◆ **Task to carry out**
Every entry that follows should be repeated exactly; drop the images.

[Excerpt from a dataset]
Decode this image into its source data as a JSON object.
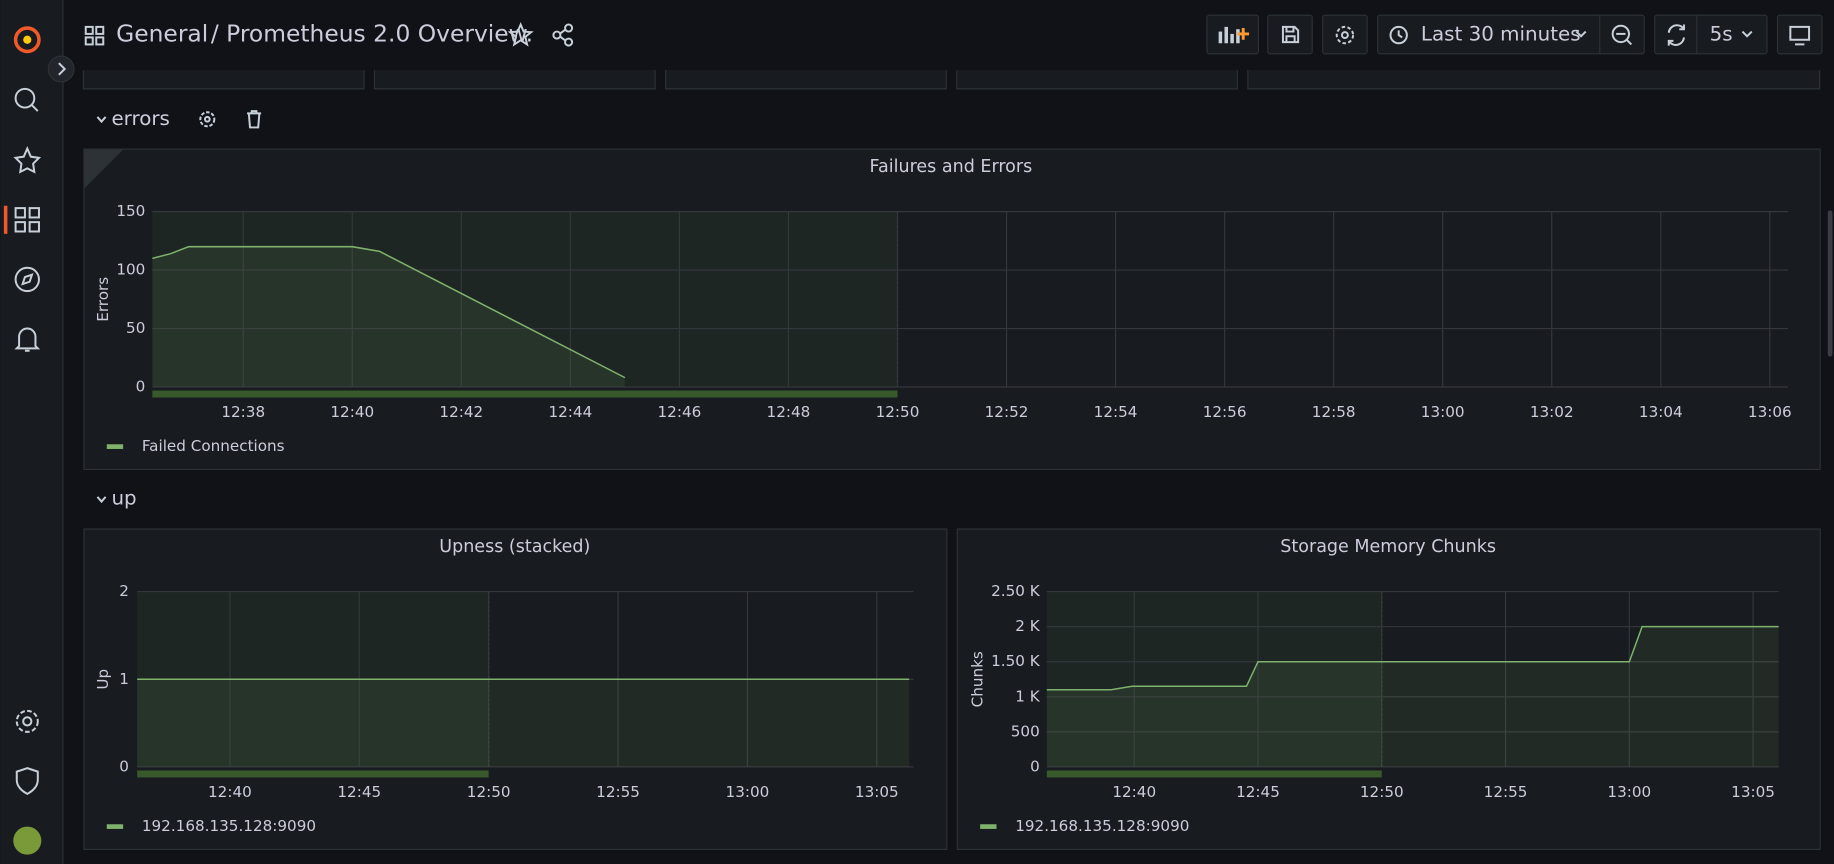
{
  "header": {
    "breadcrumb": "General",
    "title": "/ Prometheus 2.0 Overview.",
    "time_range": "Last 30 minutes",
    "refresh": "5s"
  },
  "rows": [
    "errors",
    "up"
  ],
  "chart_data": [
    {
      "type": "line",
      "title": "Failures and Errors",
      "y_label": "Errors",
      "x": [
        "12:36:20",
        "12:36:40",
        "12:37:00",
        "12:40:00",
        "12:40:30",
        "12:45:00"
      ],
      "series": [
        {
          "name": "Failed Connections",
          "color": "#7eb26d",
          "values": [
            110,
            114,
            120,
            120,
            116,
            8
          ]
        }
      ],
      "xlim": [
        "12:36:20",
        "13:06:20"
      ],
      "ylim": [
        0,
        150
      ],
      "xticks": [
        "12:38",
        "12:40",
        "12:42",
        "12:44",
        "12:46",
        "12:48",
        "12:50",
        "12:52",
        "12:54",
        "12:56",
        "12:58",
        "13:00",
        "13:02",
        "13:04",
        "13:06"
      ],
      "yticks": [
        0,
        50,
        100,
        150
      ],
      "grid": true,
      "region_end": "12:50",
      "legend": "bottom"
    },
    {
      "type": "line",
      "title": "Upness (stacked)",
      "y_label": "Up",
      "x": [
        "12:36:25",
        "13:06:15"
      ],
      "series": [
        {
          "name": "192.168.135.128:9090",
          "color": "#7eb26d",
          "values": [
            1,
            1
          ]
        }
      ],
      "xlim": [
        "12:36:25",
        "13:06:25"
      ],
      "ylim": [
        0,
        2
      ],
      "xticks": [
        "12:40",
        "12:45",
        "12:50",
        "12:55",
        "13:00",
        "13:05"
      ],
      "yticks": [
        0,
        1,
        2
      ],
      "grid": true,
      "region_end": "12:50",
      "legend": "bottom"
    },
    {
      "type": "line",
      "title": "Storage Memory Chunks",
      "y_label": "Chunks",
      "x": [
        "12:36:28",
        "12:39:04",
        "12:39:55",
        "12:44:32",
        "12:45:00",
        "13:00:00",
        "13:00:31",
        "13:06:02"
      ],
      "series": [
        {
          "name": "192.168.135.128:9090",
          "color": "#7eb26d",
          "values": [
            1100,
            1100,
            1150,
            1150,
            1500,
            1500,
            2000,
            2000
          ]
        }
      ],
      "xlim": [
        "12:36:28",
        "13:06:02"
      ],
      "ylim": [
        0,
        2500
      ],
      "xticks": [
        "12:40",
        "12:45",
        "12:50",
        "12:55",
        "13:00",
        "13:05"
      ],
      "yticks": [
        0,
        500,
        {
          "value": 1000,
          "label": "1 K"
        },
        {
          "value": 1500,
          "label": "1.50 K"
        },
        {
          "value": 2000,
          "label": "2 K"
        },
        {
          "value": 2500,
          "label": "2.50 K"
        }
      ],
      "grid": true,
      "region_end": "12:50",
      "legend": "bottom"
    }
  ]
}
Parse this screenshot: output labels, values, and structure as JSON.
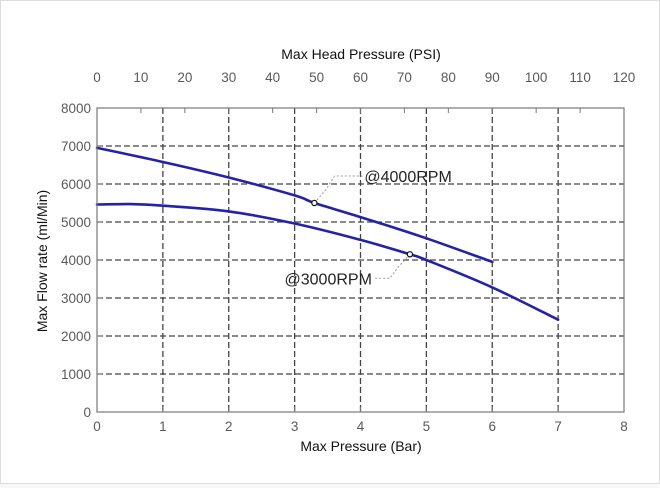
{
  "chart_data": {
    "type": "line",
    "title": "",
    "xlabel": "Max Pressure (Bar)",
    "ylabel": "Max Flow rate (ml/Min)",
    "x2label": "Max Head Pressure (PSI)",
    "xlim": [
      0,
      8
    ],
    "ylim": [
      0,
      8000
    ],
    "x2lim": [
      0,
      120
    ],
    "x_ticks": [
      "0",
      "1",
      "2",
      "3",
      "4",
      "5",
      "6",
      "7",
      "8"
    ],
    "y_ticks": [
      "0",
      "1000",
      "2000",
      "3000",
      "4000",
      "5000",
      "6000",
      "7000",
      "8000"
    ],
    "x2_ticks": [
      "0",
      "10",
      "20",
      "30",
      "40",
      "50",
      "60",
      "70",
      "80",
      "90",
      "100",
      "110",
      "120"
    ],
    "grid": true,
    "series": [
      {
        "name": "@4000RPM",
        "x": [
          0,
          1,
          2,
          3,
          3.3,
          4,
          5,
          6
        ],
        "y": [
          6950,
          6580,
          6170,
          5700,
          5500,
          5130,
          4570,
          3950
        ],
        "marker": {
          "x": 3.3,
          "y": 5500
        }
      },
      {
        "name": "@3000RPM",
        "x": [
          0,
          0.5,
          1,
          2,
          3,
          4,
          4.75,
          5,
          6,
          7
        ],
        "y": [
          5460,
          5470,
          5430,
          5280,
          4960,
          4530,
          4150,
          4000,
          3280,
          2430
        ],
        "marker": {
          "x": 4.75,
          "y": 4150
        }
      }
    ],
    "colors": {
      "series": "#2222aa",
      "grid": "#444444",
      "axis": "#777777"
    }
  }
}
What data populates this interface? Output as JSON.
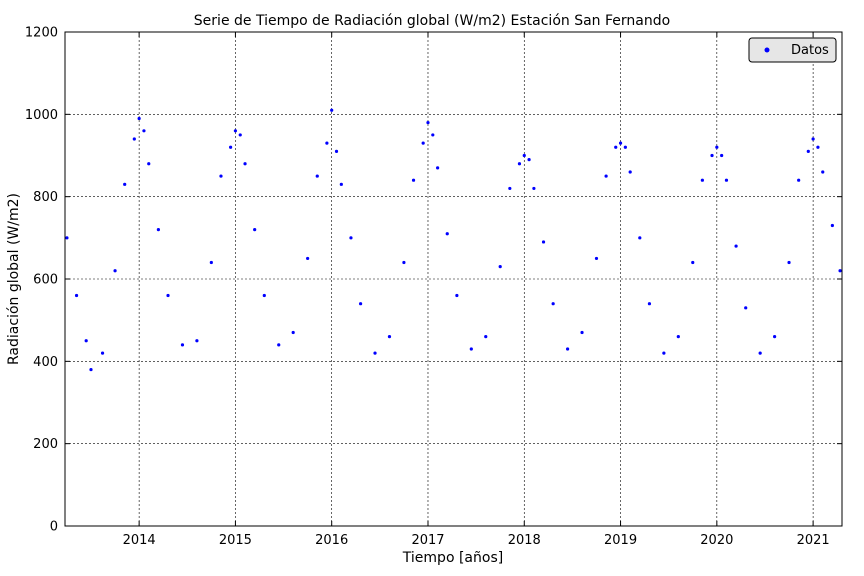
{
  "chart_data": {
    "type": "scatter",
    "title": "Serie de Tiempo de Radiación global (W/m2) Estación San Fernando",
    "xlabel": "Tiempo [años]",
    "ylabel": "Radiación global (W/m2)",
    "xlim": [
      2013.23,
      2021.3
    ],
    "ylim": [
      0,
      1200
    ],
    "x_ticks": [
      2014,
      2015,
      2016,
      2017,
      2018,
      2019,
      2020,
      2021
    ],
    "x_tick_labels": [
      "2014",
      "2015",
      "2016",
      "2017",
      "2018",
      "2019",
      "2020",
      "2021"
    ],
    "y_ticks": [
      0,
      200,
      400,
      600,
      800,
      1000,
      1200
    ],
    "y_tick_labels": [
      "0",
      "200",
      "400",
      "600",
      "800",
      "1000",
      "1200"
    ],
    "grid": true,
    "legend": {
      "position": "top-right",
      "entries": [
        "Datos"
      ]
    },
    "series": [
      {
        "name": "Datos",
        "color": "#0000ff",
        "marker": "dot",
        "x": [
          2013.25,
          2013.35,
          2013.45,
          2013.5,
          2013.62,
          2013.75,
          2013.85,
          2013.95,
          2014.0,
          2014.05,
          2014.1,
          2014.2,
          2014.3,
          2014.45,
          2014.6,
          2014.75,
          2014.85,
          2014.95,
          2015.0,
          2015.05,
          2015.1,
          2015.2,
          2015.3,
          2015.45,
          2015.6,
          2015.75,
          2015.85,
          2015.95,
          2016.0,
          2016.05,
          2016.1,
          2016.2,
          2016.3,
          2016.45,
          2016.6,
          2016.75,
          2016.85,
          2016.95,
          2017.0,
          2017.05,
          2017.1,
          2017.2,
          2017.3,
          2017.45,
          2017.6,
          2017.75,
          2017.85,
          2017.95,
          2018.0,
          2018.05,
          2018.1,
          2018.2,
          2018.3,
          2018.45,
          2018.6,
          2018.75,
          2018.85,
          2018.95,
          2019.0,
          2019.05,
          2019.1,
          2019.2,
          2019.3,
          2019.45,
          2019.6,
          2019.75,
          2019.85,
          2019.95,
          2020.0,
          2020.05,
          2020.1,
          2020.2,
          2020.3,
          2020.45,
          2020.6,
          2020.75,
          2020.85,
          2020.95,
          2021.0,
          2021.05,
          2021.1,
          2021.2,
          2021.28
        ],
        "y": [
          700,
          560,
          450,
          380,
          420,
          620,
          830,
          940,
          990,
          960,
          880,
          720,
          560,
          440,
          450,
          640,
          850,
          920,
          960,
          950,
          880,
          720,
          560,
          440,
          470,
          650,
          850,
          930,
          1010,
          910,
          830,
          700,
          540,
          420,
          460,
          640,
          840,
          930,
          980,
          950,
          870,
          710,
          560,
          430,
          460,
          630,
          820,
          880,
          900,
          890,
          820,
          690,
          540,
          430,
          470,
          650,
          850,
          920,
          930,
          920,
          860,
          700,
          540,
          420,
          460,
          640,
          840,
          900,
          920,
          900,
          840,
          680,
          530,
          420,
          460,
          640,
          840,
          910,
          940,
          920,
          860,
          730,
          620
        ]
      }
    ]
  }
}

◆ **Complete output**
Decode this image into its source data as a JSON object.
{
  "header": {
    "breadcrumb": "General",
    "title": "/ Prometheus 2.0 Overview.",
    "time_range": "Last 30 minutes",
    "refresh": "5s"
  },
  "rows": [
    "errors",
    "up"
  ],
  "chart_data": [
    {
      "type": "line",
      "title": "Failures and Errors",
      "y_label": "Errors",
      "x": [
        "12:36:20",
        "12:36:40",
        "12:37:00",
        "12:40:00",
        "12:40:30",
        "12:45:00"
      ],
      "series": [
        {
          "name": "Failed Connections",
          "color": "#7eb26d",
          "values": [
            110,
            114,
            120,
            120,
            116,
            8
          ]
        }
      ],
      "xlim": [
        "12:36:20",
        "13:06:20"
      ],
      "ylim": [
        0,
        150
      ],
      "xticks": [
        "12:38",
        "12:40",
        "12:42",
        "12:44",
        "12:46",
        "12:48",
        "12:50",
        "12:52",
        "12:54",
        "12:56",
        "12:58",
        "13:00",
        "13:02",
        "13:04",
        "13:06"
      ],
      "yticks": [
        0,
        50,
        100,
        150
      ],
      "grid": true,
      "region_end": "12:50",
      "legend": "bottom"
    },
    {
      "type": "line",
      "title": "Upness (stacked)",
      "y_label": "Up",
      "x": [
        "12:36:25",
        "13:06:15"
      ],
      "series": [
        {
          "name": "192.168.135.128:9090",
          "color": "#7eb26d",
          "values": [
            1,
            1
          ]
        }
      ],
      "xlim": [
        "12:36:25",
        "13:06:25"
      ],
      "ylim": [
        0,
        2
      ],
      "xticks": [
        "12:40",
        "12:45",
        "12:50",
        "12:55",
        "13:00",
        "13:05"
      ],
      "yticks": [
        0,
        1,
        2
      ],
      "grid": true,
      "region_end": "12:50",
      "legend": "bottom"
    },
    {
      "type": "line",
      "title": "Storage Memory Chunks",
      "y_label": "Chunks",
      "x": [
        "12:36:28",
        "12:39:04",
        "12:39:55",
        "12:44:32",
        "12:45:00",
        "13:00:00",
        "13:00:31",
        "13:06:02"
      ],
      "series": [
        {
          "name": "192.168.135.128:9090",
          "color": "#7eb26d",
          "values": [
            1100,
            1100,
            1150,
            1150,
            1500,
            1500,
            2000,
            2000
          ]
        }
      ],
      "xlim": [
        "12:36:28",
        "13:06:02"
      ],
      "ylim": [
        0,
        2500
      ],
      "xticks": [
        "12:40",
        "12:45",
        "12:50",
        "12:55",
        "13:00",
        "13:05"
      ],
      "yticks": [
        0,
        500,
        {
          "value": 1000,
          "label": "1 K"
        },
        {
          "value": 1500,
          "label": "1.50 K"
        },
        {
          "value": 2000,
          "label": "2 K"
        },
        {
          "value": 2500,
          "label": "2.50 K"
        }
      ],
      "grid": true,
      "region_end": "12:50",
      "legend": "bottom"
    }
  ]
}
Parse this screenshot: output labels, values, and structure as JSON.
{
  "chart_data": {
    "type": "line",
    "title": "",
    "xlabel": "Max Pressure (Bar)",
    "ylabel": "Max Flow rate (ml/Min)",
    "x2label": "Max Head Pressure (PSI)",
    "xlim": [
      0,
      8
    ],
    "ylim": [
      0,
      8000
    ],
    "x2lim": [
      0,
      120
    ],
    "x_ticks": [
      "0",
      "1",
      "2",
      "3",
      "4",
      "5",
      "6",
      "7",
      "8"
    ],
    "y_ticks": [
      "0",
      "1000",
      "2000",
      "3000",
      "4000",
      "5000",
      "6000",
      "7000",
      "8000"
    ],
    "x2_ticks": [
      "0",
      "10",
      "20",
      "30",
      "40",
      "50",
      "60",
      "70",
      "80",
      "90",
      "100",
      "110",
      "120"
    ],
    "grid": true,
    "series": [
      {
        "name": "@4000RPM",
        "x": [
          0,
          1,
          2,
          3,
          3.3,
          4,
          5,
          6
        ],
        "y": [
          6950,
          6580,
          6170,
          5700,
          5500,
          5130,
          4570,
          3950
        ],
        "marker": {
          "x": 3.3,
          "y": 5500
        }
      },
      {
        "name": "@3000RPM",
        "x": [
          0,
          0.5,
          1,
          2,
          3,
          4,
          4.75,
          5,
          6,
          7
        ],
        "y": [
          5460,
          5470,
          5430,
          5280,
          4960,
          4530,
          4150,
          4000,
          3280,
          2430
        ],
        "marker": {
          "x": 4.75,
          "y": 4150
        }
      }
    ],
    "colors": {
      "series": "#2222aa",
      "grid": "#444444",
      "axis": "#777777"
    }
  }
}
What data populates this interface? Output as JSON.
{
  "chart_data": {
    "type": "scatter",
    "title": "Serie de Tiempo de Radiación global (W/m2) Estación San Fernando",
    "xlabel": "Tiempo [años]",
    "ylabel": "Radiación global (W/m2)",
    "xlim": [
      2013.23,
      2021.3
    ],
    "ylim": [
      0,
      1200
    ],
    "x_ticks": [
      2014,
      2015,
      2016,
      2017,
      2018,
      2019,
      2020,
      2021
    ],
    "x_tick_labels": [
      "2014",
      "2015",
      "2016",
      "2017",
      "2018",
      "2019",
      "2020",
      "2021"
    ],
    "y_ticks": [
      0,
      200,
      400,
      600,
      800,
      1000,
      1200
    ],
    "y_tick_labels": [
      "0",
      "200",
      "400",
      "600",
      "800",
      "1000",
      "1200"
    ],
    "grid": true,
    "legend": {
      "position": "top-right",
      "entries": [
        "Datos"
      ]
    },
    "series": [
      {
        "name": "Datos",
        "color": "#0000ff",
        "marker": "dot",
        "x": [
          2013.25,
          2013.35,
          2013.45,
          2013.5,
          2013.62,
          2013.75,
          2013.85,
          2013.95,
          2014.0,
          2014.05,
          2014.1,
          2014.2,
          2014.3,
          2014.45,
          2014.6,
          2014.75,
          2014.85,
          2014.95,
          2015.0,
          2015.05,
          2015.1,
          2015.2,
          2015.3,
          2015.45,
          2015.6,
          2015.75,
          2015.85,
          2015.95,
          2016.0,
          2016.05,
          2016.1,
          2016.2,
          2016.3,
          2016.45,
          2016.6,
          2016.75,
          2016.85,
          2016.95,
          2017.0,
          2017.05,
          2017.1,
          2017.2,
          2017.3,
          2017.45,
          2017.6,
          2017.75,
          2017.85,
          2017.95,
          2018.0,
          2018.05,
          2018.1,
          2018.2,
          2018.3,
          2018.45,
          2018.6,
          2018.75,
          2018.85,
          2018.95,
          2019.0,
          2019.05,
          2019.1,
          2019.2,
          2019.3,
          2019.45,
          2019.6,
          2019.75,
          2019.85,
          2019.95,
          2020.0,
          2020.05,
          2020.1,
          2020.2,
          2020.3,
          2020.45,
          2020.6,
          2020.75,
          2020.85,
          2020.95,
          2021.0,
          2021.05,
          2021.1,
          2021.2,
          2021.28
        ],
        "y": [
          700,
          560,
          450,
          380,
          420,
          620,
          830,
          940,
          990,
          960,
          880,
          720,
          560,
          440,
          450,
          640,
          850,
          920,
          960,
          950,
          880,
          720,
          560,
          440,
          470,
          650,
          850,
          930,
          1010,
          910,
          830,
          700,
          540,
          420,
          460,
          640,
          840,
          930,
          980,
          950,
          870,
          710,
          560,
          430,
          460,
          630,
          820,
          880,
          900,
          890,
          820,
          690,
          540,
          430,
          470,
          650,
          850,
          920,
          930,
          920,
          860,
          700,
          540,
          420,
          460,
          640,
          840,
          900,
          920,
          900,
          840,
          680,
          530,
          420,
          460,
          640,
          840,
          910,
          940,
          920,
          860,
          730,
          620
        ]
      }
    ]
  }
}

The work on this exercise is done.